### THE TASK
Across the entries below, how many lines contain the word "JSON"? Give the number alone.

===== MATERIAL SHOWN =====

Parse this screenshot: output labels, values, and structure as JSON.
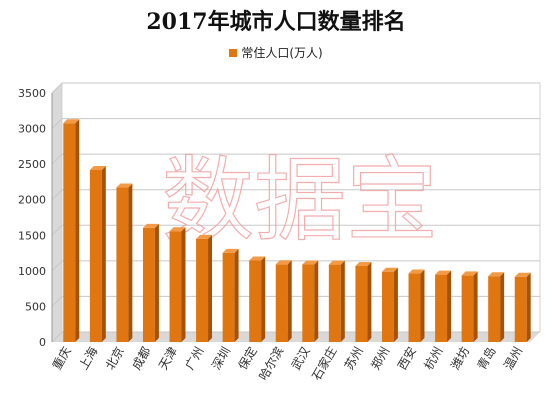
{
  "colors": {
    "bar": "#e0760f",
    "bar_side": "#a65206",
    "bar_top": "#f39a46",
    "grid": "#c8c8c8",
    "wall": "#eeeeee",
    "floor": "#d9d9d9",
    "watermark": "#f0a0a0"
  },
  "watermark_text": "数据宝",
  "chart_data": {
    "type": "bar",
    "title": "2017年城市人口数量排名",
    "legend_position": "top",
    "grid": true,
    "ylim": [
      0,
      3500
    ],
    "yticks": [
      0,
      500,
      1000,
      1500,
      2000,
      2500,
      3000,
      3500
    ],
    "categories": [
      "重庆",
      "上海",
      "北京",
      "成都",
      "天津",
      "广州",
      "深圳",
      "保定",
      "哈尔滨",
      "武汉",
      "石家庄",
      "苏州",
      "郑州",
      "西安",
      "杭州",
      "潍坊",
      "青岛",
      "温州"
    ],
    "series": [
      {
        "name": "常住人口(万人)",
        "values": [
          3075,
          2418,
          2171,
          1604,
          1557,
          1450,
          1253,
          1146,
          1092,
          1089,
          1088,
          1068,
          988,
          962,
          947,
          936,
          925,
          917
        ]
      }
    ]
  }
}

=====
===== MATERIAL SHOWN =====

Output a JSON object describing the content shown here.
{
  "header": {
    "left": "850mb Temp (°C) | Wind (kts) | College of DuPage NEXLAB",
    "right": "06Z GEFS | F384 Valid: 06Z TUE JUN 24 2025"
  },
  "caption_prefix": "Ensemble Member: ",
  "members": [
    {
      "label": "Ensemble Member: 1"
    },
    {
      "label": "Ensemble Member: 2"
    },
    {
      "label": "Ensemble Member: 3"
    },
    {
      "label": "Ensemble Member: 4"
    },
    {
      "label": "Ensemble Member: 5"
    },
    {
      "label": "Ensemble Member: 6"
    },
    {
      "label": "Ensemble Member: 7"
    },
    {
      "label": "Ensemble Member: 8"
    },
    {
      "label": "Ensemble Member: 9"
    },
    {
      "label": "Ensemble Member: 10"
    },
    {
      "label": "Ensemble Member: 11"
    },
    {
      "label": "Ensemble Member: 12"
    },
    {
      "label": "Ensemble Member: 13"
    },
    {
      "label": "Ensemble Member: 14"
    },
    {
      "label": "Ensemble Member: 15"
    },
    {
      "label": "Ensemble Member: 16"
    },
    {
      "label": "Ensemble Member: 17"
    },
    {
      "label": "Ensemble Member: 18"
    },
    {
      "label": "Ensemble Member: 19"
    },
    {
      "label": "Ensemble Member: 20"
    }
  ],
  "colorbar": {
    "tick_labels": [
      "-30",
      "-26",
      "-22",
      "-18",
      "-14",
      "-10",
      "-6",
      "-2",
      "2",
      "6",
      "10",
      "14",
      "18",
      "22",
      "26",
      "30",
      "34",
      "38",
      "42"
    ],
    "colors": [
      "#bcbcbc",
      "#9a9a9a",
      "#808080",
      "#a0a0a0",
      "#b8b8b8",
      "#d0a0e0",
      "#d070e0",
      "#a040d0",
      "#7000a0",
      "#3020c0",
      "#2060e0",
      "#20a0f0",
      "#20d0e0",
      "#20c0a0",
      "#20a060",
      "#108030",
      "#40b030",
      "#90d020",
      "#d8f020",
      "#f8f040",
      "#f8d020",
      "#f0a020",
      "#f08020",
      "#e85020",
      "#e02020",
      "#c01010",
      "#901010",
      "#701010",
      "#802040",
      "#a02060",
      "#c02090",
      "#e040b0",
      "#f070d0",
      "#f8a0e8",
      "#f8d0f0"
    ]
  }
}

=====

### OUTPUT FOR THIS EXERCISE
2